**Task description:** Reproduce the data below verbatim, line for line.

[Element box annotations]
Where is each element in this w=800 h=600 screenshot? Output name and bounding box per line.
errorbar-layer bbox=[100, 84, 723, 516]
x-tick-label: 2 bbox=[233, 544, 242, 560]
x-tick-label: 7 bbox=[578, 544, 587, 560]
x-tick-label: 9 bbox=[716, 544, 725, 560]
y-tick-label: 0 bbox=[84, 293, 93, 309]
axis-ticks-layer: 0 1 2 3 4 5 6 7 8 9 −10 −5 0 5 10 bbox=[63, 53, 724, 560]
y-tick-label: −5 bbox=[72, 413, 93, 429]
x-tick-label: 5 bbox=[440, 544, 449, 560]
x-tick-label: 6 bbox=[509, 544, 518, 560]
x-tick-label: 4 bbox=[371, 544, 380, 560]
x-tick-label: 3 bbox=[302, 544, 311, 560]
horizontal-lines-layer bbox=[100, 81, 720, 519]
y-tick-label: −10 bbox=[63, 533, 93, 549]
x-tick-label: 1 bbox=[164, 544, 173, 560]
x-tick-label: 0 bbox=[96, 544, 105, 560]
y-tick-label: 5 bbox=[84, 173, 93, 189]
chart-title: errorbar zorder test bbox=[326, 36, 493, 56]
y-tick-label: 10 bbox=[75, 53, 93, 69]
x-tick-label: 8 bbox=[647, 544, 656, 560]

**Full output:**
Where is each element in this w=800 h=600 screenshot? Output name and bounding box per line.
errorbar-layer bbox=[100, 84, 723, 516]
x-tick-label: 2 bbox=[233, 544, 242, 560]
x-tick-label: 7 bbox=[578, 544, 587, 560]
x-tick-label: 9 bbox=[716, 544, 725, 560]
y-tick-label: 0 bbox=[84, 293, 93, 309]
axis-ticks-layer: 0 1 2 3 4 5 6 7 8 9 −10 −5 0 5 10 bbox=[63, 53, 724, 560]
y-tick-label: −5 bbox=[72, 413, 93, 429]
x-tick-label: 5 bbox=[440, 544, 449, 560]
x-tick-label: 6 bbox=[509, 544, 518, 560]
x-tick-label: 4 bbox=[371, 544, 380, 560]
x-tick-label: 3 bbox=[302, 544, 311, 560]
horizontal-lines-layer bbox=[100, 81, 720, 519]
y-tick-label: −10 bbox=[63, 533, 93, 549]
x-tick-label: 1 bbox=[164, 544, 173, 560]
x-tick-label: 0 bbox=[96, 544, 105, 560]
y-tick-label: 5 bbox=[84, 173, 93, 189]
chart-title: errorbar zorder test bbox=[326, 36, 493, 56]
y-tick-label: 10 bbox=[75, 53, 93, 69]
x-tick-label: 8 bbox=[647, 544, 656, 560]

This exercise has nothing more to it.